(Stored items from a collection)
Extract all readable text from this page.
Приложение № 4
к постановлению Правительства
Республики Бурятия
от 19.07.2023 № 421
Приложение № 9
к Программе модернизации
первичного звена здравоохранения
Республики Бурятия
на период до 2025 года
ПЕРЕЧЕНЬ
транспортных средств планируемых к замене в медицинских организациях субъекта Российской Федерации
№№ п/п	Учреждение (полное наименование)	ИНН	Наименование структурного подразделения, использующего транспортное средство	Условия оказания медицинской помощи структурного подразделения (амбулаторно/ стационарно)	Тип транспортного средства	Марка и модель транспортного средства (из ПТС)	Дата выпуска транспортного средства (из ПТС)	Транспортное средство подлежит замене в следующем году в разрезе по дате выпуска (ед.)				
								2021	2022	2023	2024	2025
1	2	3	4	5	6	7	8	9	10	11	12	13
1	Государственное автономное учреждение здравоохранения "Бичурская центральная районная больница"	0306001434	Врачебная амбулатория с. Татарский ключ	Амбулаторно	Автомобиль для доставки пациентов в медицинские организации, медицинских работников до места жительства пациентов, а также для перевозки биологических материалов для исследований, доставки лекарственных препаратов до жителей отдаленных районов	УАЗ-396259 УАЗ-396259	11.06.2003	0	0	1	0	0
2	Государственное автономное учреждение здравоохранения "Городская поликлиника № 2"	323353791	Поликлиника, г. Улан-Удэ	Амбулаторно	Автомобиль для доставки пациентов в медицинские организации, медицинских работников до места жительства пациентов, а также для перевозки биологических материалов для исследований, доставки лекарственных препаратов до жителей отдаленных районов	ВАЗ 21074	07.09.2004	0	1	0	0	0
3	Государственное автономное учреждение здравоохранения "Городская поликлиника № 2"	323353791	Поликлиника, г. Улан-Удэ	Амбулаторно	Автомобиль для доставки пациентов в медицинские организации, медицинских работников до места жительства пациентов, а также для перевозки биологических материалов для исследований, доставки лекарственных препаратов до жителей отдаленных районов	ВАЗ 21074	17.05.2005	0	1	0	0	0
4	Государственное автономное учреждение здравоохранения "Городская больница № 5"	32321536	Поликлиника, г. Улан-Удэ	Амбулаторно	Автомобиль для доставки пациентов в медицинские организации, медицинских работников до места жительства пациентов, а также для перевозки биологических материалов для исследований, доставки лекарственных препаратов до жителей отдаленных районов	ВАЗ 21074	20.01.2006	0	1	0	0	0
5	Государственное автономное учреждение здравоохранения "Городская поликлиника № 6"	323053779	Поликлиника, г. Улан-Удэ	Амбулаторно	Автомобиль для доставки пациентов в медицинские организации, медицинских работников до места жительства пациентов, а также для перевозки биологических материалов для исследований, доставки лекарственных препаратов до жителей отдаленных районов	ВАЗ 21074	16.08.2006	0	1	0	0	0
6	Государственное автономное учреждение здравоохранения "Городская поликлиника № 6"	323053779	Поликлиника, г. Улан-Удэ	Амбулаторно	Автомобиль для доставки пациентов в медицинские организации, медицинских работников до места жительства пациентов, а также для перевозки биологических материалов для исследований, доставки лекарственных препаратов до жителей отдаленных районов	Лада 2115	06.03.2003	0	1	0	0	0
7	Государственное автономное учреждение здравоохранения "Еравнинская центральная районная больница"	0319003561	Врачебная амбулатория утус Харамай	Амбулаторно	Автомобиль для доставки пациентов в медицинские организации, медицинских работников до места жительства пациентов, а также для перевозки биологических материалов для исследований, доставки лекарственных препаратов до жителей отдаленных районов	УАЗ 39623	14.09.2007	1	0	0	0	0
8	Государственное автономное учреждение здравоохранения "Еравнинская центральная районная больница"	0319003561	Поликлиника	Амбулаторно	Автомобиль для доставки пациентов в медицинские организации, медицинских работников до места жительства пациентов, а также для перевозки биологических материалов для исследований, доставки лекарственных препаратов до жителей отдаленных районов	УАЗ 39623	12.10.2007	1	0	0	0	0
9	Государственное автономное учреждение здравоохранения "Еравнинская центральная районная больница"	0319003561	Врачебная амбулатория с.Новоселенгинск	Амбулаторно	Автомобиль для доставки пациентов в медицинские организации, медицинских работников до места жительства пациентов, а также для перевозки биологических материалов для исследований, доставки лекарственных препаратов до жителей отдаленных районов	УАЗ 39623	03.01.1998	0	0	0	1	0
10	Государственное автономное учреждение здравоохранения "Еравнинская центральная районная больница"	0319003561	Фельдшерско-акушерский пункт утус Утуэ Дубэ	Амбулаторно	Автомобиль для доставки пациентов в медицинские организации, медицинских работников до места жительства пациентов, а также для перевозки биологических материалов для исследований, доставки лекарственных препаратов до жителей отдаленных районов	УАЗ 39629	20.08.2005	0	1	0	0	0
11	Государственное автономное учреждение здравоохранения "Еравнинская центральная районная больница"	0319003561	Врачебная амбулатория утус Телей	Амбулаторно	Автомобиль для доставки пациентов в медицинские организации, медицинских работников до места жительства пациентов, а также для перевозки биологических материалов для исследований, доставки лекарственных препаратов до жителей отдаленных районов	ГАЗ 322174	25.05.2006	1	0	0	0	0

| THE TASK |
Copy all lines of the listing above that contain the string "замене".

| THE REPLY |
транспортных средств планируемых к замене в медицинских организациях субъекта Российской Федерации
№№ п/п	Учреждение (полное наименование)	ИНН	Наименование структурного подразделения, использующего транспортное средство	Условия оказания медицинской помощи структурного подразделения (амбулаторно/ стационарно)	Тип транспортного средства	Марка и модель транспортного средства (из ПТС)	Дата выпуска транспортного средства (из ПТС)	Транспортное средство подлежит замене в следующем году в разрезе по дате выпуска (ед.)				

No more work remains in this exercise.